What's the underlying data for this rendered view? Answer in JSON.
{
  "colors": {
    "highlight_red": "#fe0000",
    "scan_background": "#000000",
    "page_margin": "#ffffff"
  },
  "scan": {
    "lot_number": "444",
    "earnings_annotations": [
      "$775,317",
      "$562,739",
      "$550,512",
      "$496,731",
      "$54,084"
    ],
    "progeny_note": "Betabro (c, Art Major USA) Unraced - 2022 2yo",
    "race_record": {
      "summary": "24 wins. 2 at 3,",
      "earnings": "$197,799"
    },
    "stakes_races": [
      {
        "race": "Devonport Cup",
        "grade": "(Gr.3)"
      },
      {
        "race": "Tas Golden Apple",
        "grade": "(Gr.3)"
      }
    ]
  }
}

++++++++++

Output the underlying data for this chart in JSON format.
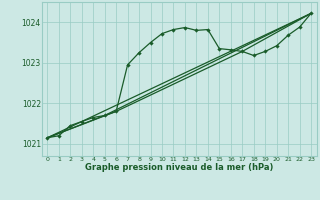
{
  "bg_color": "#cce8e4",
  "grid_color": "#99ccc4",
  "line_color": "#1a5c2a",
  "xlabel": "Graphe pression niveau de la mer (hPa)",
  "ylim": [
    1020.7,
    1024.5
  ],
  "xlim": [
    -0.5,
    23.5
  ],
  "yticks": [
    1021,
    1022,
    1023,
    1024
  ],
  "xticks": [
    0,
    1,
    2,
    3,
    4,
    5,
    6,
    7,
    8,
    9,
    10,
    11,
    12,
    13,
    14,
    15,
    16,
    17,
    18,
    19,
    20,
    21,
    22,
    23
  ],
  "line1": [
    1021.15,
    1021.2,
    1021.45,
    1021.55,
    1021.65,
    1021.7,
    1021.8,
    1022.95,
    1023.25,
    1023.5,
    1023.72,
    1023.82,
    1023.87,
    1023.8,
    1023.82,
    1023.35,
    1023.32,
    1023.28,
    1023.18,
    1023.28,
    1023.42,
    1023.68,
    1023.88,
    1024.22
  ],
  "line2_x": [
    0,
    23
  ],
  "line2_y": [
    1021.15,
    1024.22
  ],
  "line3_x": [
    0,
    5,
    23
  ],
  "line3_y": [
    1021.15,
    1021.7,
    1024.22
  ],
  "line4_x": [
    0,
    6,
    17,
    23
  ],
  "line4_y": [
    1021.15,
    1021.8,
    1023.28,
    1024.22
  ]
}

++++++++++

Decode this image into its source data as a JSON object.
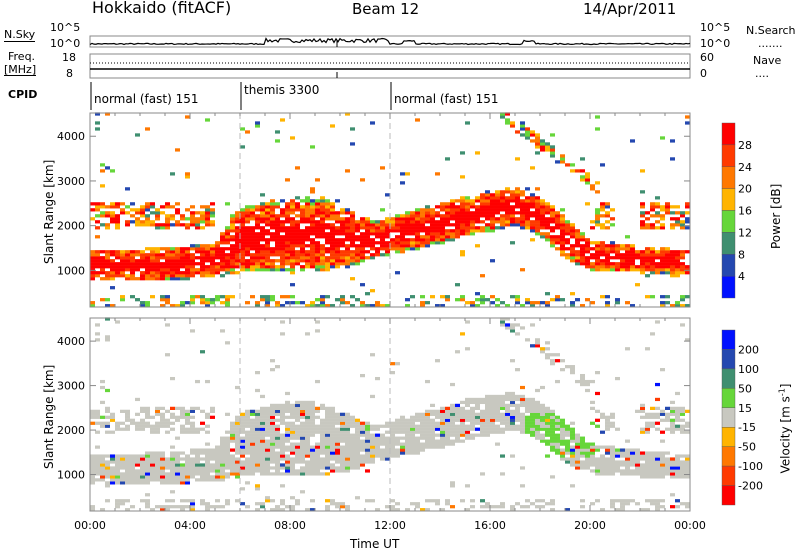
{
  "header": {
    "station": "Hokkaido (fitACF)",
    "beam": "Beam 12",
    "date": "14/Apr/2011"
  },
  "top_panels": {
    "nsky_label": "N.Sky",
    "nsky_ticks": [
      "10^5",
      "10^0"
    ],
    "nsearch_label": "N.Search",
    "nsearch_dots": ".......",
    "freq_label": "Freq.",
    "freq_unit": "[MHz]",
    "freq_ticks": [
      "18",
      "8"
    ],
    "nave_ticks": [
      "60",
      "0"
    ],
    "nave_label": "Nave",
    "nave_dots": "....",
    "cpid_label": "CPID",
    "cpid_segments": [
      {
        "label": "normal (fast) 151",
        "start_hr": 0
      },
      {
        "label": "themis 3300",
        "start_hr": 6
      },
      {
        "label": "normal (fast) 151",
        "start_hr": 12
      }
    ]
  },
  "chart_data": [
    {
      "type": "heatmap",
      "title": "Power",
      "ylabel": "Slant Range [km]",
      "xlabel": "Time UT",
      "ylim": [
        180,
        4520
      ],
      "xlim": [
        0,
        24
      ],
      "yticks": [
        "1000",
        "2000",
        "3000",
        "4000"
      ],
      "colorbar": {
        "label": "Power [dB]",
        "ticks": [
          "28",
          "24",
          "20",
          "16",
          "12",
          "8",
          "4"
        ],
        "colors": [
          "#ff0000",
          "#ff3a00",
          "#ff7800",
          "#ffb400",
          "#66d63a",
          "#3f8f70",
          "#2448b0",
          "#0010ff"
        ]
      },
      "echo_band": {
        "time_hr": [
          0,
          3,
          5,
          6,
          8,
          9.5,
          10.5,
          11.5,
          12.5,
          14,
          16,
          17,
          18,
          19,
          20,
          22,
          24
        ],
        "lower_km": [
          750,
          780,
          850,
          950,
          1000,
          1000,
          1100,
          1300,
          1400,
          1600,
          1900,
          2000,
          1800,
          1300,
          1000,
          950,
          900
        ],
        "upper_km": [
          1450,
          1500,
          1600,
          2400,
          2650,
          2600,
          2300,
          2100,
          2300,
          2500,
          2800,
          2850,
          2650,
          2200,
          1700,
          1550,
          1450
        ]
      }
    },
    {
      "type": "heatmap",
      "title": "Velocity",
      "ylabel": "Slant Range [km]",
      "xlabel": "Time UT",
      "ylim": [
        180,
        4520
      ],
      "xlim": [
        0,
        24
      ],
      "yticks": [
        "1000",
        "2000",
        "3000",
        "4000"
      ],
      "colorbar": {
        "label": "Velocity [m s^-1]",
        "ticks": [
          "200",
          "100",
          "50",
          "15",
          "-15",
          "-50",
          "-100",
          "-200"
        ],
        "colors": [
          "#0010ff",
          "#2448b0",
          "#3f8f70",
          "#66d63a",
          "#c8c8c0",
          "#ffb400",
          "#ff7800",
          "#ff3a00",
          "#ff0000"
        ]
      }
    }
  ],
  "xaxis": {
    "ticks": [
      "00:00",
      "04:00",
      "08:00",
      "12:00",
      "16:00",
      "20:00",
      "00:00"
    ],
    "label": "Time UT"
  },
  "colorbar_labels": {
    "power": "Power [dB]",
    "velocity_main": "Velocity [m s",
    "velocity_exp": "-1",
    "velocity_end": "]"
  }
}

++++++++++

* [Task requirements]: Look through the records and count each line that holds "JSON". Write only the total.

* [Output below]: 3